WORK TO COMPLETE — Each entry must be given again exactly; images do not belong in the copy.

(Records from a data source)
******************************
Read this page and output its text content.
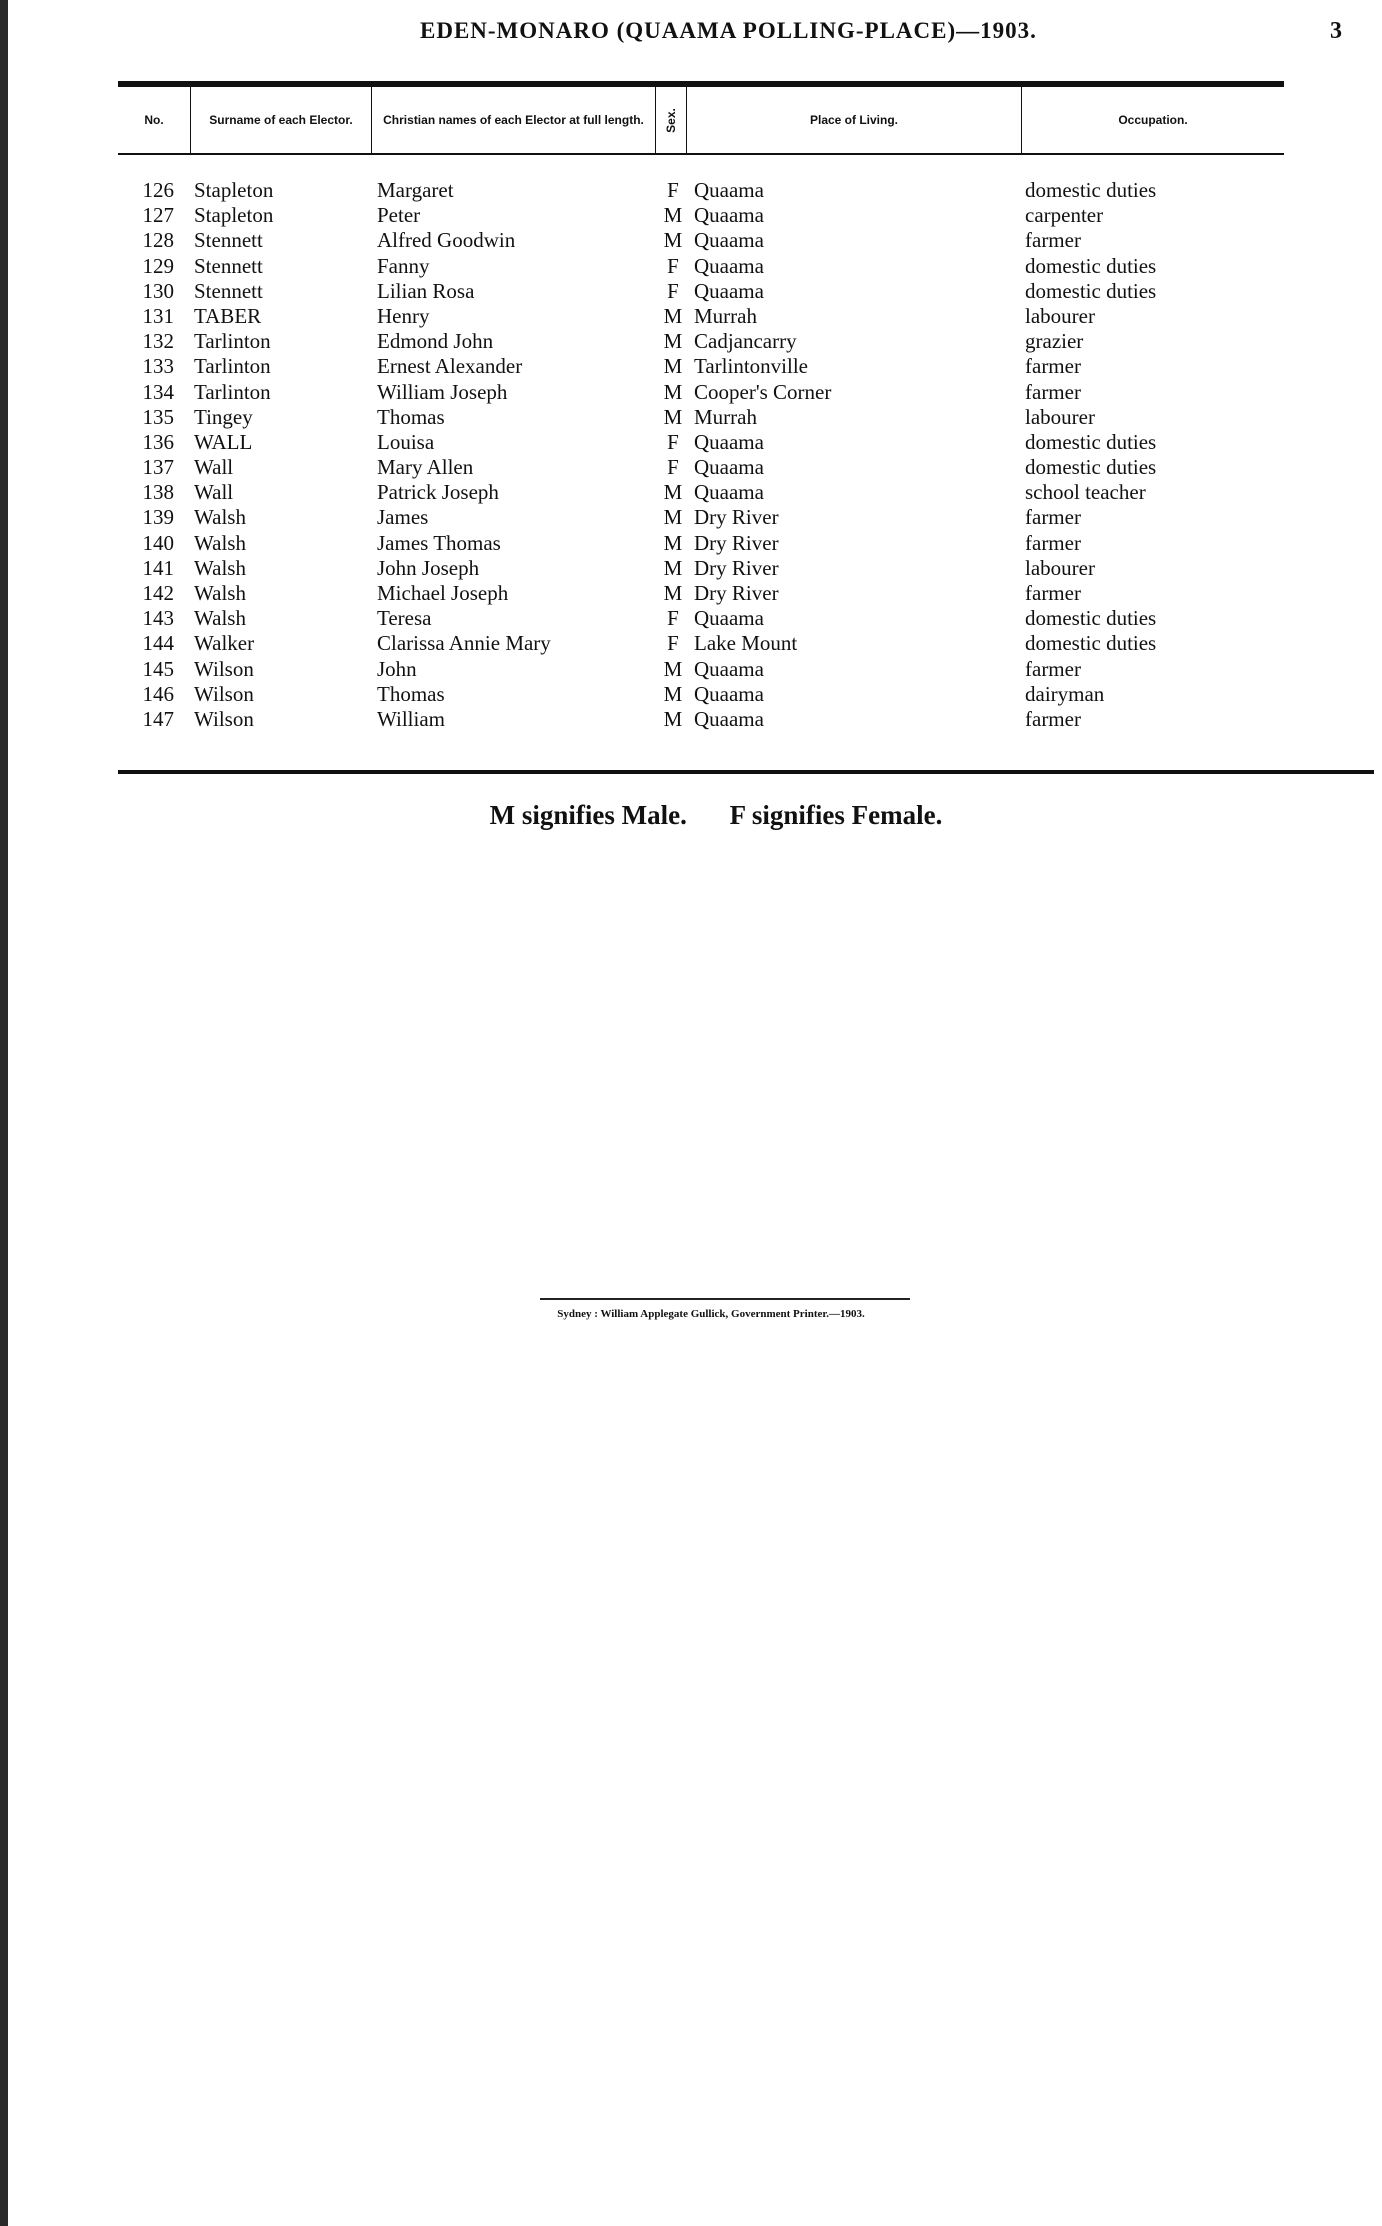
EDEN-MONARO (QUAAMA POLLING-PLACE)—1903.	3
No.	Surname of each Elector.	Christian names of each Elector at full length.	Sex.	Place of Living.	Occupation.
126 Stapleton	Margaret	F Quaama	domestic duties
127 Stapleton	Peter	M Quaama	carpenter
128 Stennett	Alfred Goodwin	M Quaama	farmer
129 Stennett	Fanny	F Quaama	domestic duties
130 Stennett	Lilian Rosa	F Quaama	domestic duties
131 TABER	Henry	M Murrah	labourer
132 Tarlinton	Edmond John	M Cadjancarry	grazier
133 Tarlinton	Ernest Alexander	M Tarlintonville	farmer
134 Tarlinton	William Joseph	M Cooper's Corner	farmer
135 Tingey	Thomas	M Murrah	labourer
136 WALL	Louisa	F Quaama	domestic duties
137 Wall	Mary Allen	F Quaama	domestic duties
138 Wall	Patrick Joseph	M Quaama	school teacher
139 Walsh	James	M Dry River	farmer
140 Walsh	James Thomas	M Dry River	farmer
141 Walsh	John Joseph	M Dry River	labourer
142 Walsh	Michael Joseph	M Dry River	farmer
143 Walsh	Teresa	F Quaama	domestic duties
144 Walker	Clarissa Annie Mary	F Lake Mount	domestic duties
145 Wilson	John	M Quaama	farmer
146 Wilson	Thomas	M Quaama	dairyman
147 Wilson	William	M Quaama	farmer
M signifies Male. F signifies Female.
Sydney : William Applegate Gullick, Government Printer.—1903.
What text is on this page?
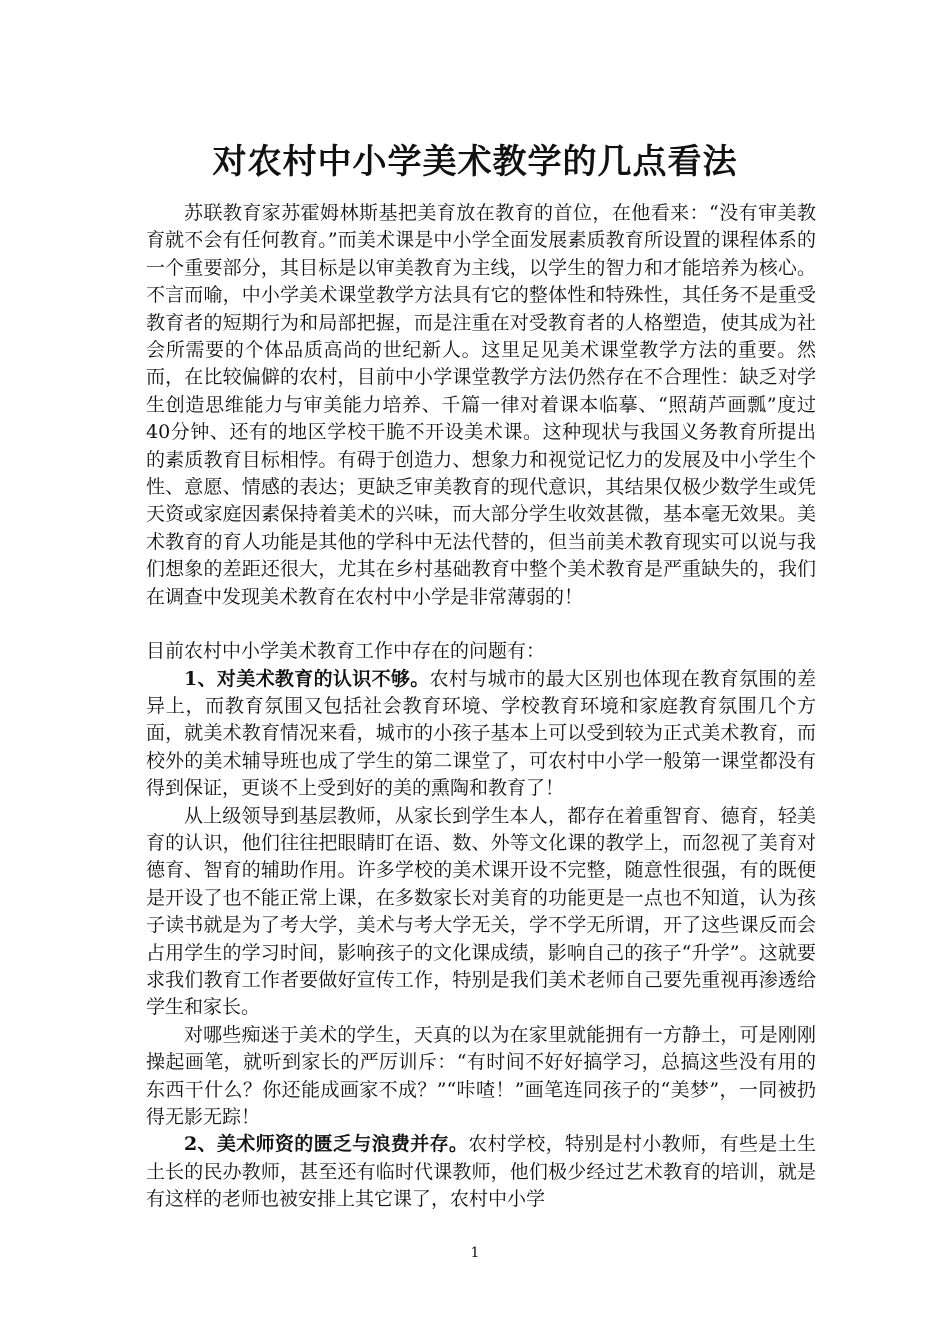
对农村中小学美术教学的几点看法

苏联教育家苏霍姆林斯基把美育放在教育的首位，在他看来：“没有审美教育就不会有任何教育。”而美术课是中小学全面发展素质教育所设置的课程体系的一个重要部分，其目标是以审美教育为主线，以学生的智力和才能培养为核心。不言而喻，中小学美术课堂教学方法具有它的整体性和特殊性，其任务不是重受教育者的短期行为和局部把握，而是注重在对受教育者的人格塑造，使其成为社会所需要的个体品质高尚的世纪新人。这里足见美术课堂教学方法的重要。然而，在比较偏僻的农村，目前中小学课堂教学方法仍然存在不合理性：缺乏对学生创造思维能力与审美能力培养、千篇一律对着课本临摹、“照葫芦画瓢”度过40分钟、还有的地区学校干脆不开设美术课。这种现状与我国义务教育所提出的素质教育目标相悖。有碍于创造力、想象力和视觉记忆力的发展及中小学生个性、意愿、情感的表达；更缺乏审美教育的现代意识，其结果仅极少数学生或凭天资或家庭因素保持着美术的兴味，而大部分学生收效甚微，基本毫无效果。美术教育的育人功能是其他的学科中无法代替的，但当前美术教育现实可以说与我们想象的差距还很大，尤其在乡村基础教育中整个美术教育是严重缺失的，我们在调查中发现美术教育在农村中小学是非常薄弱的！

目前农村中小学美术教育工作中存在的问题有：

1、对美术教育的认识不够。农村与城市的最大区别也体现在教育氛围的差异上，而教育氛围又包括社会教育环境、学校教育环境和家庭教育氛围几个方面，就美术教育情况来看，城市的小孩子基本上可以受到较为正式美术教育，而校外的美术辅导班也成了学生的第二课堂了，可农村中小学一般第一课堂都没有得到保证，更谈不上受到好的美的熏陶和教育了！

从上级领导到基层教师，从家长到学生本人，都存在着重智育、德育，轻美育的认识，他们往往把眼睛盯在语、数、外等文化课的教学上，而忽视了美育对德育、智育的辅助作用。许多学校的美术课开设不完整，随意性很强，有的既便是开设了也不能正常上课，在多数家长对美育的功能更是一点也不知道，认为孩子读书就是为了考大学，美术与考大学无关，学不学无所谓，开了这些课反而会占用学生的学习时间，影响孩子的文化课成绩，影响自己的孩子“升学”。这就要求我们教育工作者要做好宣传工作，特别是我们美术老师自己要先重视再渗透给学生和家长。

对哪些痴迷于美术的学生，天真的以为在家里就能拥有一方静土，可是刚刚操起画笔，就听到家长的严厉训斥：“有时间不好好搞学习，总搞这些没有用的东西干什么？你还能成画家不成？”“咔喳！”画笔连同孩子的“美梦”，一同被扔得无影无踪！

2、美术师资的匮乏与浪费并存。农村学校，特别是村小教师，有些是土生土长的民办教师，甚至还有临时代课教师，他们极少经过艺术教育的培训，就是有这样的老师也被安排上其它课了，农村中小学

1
******************************
EXERCISE OUTPUT —
Read this page and output its text content.
EDEN-MONARO (QUAAMA POLLING-PLACE)—1903.	3
No.	Surname of each Elector.	Christian names of each Elector at full length.	Sex.	Place of Living.	Occupation.
126 Stapleton	Margaret	F Quaama	domestic duties
127 Stapleton	Peter	M Quaama	carpenter
128 Stennett	Alfred Goodwin	M Quaama	farmer
129 Stennett	Fanny	F Quaama	domestic duties
130 Stennett	Lilian Rosa	F Quaama	domestic duties
131 TABER	Henry	M Murrah	labourer
132 Tarlinton	Edmond John	M Cadjancarry	grazier
133 Tarlinton	Ernest Alexander	M Tarlintonville	farmer
134 Tarlinton	William Joseph	M Cooper's Corner	farmer
135 Tingey	Thomas	M Murrah	labourer
136 WALL	Louisa	F Quaama	domestic duties
137 Wall	Mary Allen	F Quaama	domestic duties
138 Wall	Patrick Joseph	M Quaama	school teacher
139 Walsh	James	M Dry River	farmer
140 Walsh	James Thomas	M Dry River	farmer
141 Walsh	John Joseph	M Dry River	labourer
142 Walsh	Michael Joseph	M Dry River	farmer
143 Walsh	Teresa	F Quaama	domestic duties
144 Walker	Clarissa Annie Mary	F Lake Mount	domestic duties
145 Wilson	John	M Quaama	farmer
146 Wilson	Thomas	M Quaama	dairyman
147 Wilson	William	M Quaama	farmer
M signifies Male. F signifies Female.
Sydney : William Applegate Gullick, Government Printer.—1903.
What text is on this page?
对农村中小学美术教学的几点看法

苏联教育家苏霍姆林斯基把美育放在教育的首位，在他看来：“没有审美教育就不会有任何教育。”而美术课是中小学全面发展素质教育所设置的课程体系的一个重要部分，其目标是以审美教育为主线，以学生的智力和才能培养为核心。不言而喻，中小学美术课堂教学方法具有它的整体性和特殊性，其任务不是重受教育者的短期行为和局部把握，而是注重在对受教育者的人格塑造，使其成为社会所需要的个体品质高尚的世纪新人。这里足见美术课堂教学方法的重要。然而，在比较偏僻的农村，目前中小学课堂教学方法仍然存在不合理性：缺乏对学生创造思维能力与审美能力培养、千篇一律对着课本临摹、“照葫芦画瓢”度过40分钟、还有的地区学校干脆不开设美术课。这种现状与我国义务教育所提出的素质教育目标相悖。有碍于创造力、想象力和视觉记忆力的发展及中小学生个性、意愿、情感的表达；更缺乏审美教育的现代意识，其结果仅极少数学生或凭天资或家庭因素保持着美术的兴味，而大部分学生收效甚微，基本毫无效果。美术教育的育人功能是其他的学科中无法代替的，但当前美术教育现实可以说与我们想象的差距还很大，尤其在乡村基础教育中整个美术教育是严重缺失的，我们在调查中发现美术教育在农村中小学是非常薄弱的！

目前农村中小学美术教育工作中存在的问题有：

1、对美术教育的认识不够。农村与城市的最大区别也体现在教育氛围的差异上，而教育氛围又包括社会教育环境、学校教育环境和家庭教育氛围几个方面，就美术教育情况来看，城市的小孩子基本上可以受到较为正式美术教育，而校外的美术辅导班也成了学生的第二课堂了，可农村中小学一般第一课堂都没有得到保证，更谈不上受到好的美的熏陶和教育了！

从上级领导到基层教师，从家长到学生本人，都存在着重智育、德育，轻美育的认识，他们往往把眼睛盯在语、数、外等文化课的教学上，而忽视了美育对德育、智育的辅助作用。许多学校的美术课开设不完整，随意性很强，有的既便是开设了也不能正常上课，在多数家长对美育的功能更是一点也不知道，认为孩子读书就是为了考大学，美术与考大学无关，学不学无所谓，开了这些课反而会占用学生的学习时间，影响孩子的文化课成绩，影响自己的孩子“升学”。这就要求我们教育工作者要做好宣传工作，特别是我们美术老师自己要先重视再渗透给学生和家长。

对哪些痴迷于美术的学生，天真的以为在家里就能拥有一方静土，可是刚刚操起画笔，就听到家长的严厉训斥：“有时间不好好搞学习，总搞这些没有用的东西干什么？你还能成画家不成？”“咔喳！”画笔连同孩子的“美梦”，一同被扔得无影无踪！

2、美术师资的匮乏与浪费并存。农村学校，特别是村小教师，有些是土生土长的民办教师，甚至还有临时代课教师，他们极少经过艺术教育的培训，就是有这样的老师也被安排上其它课了，农村中小学

1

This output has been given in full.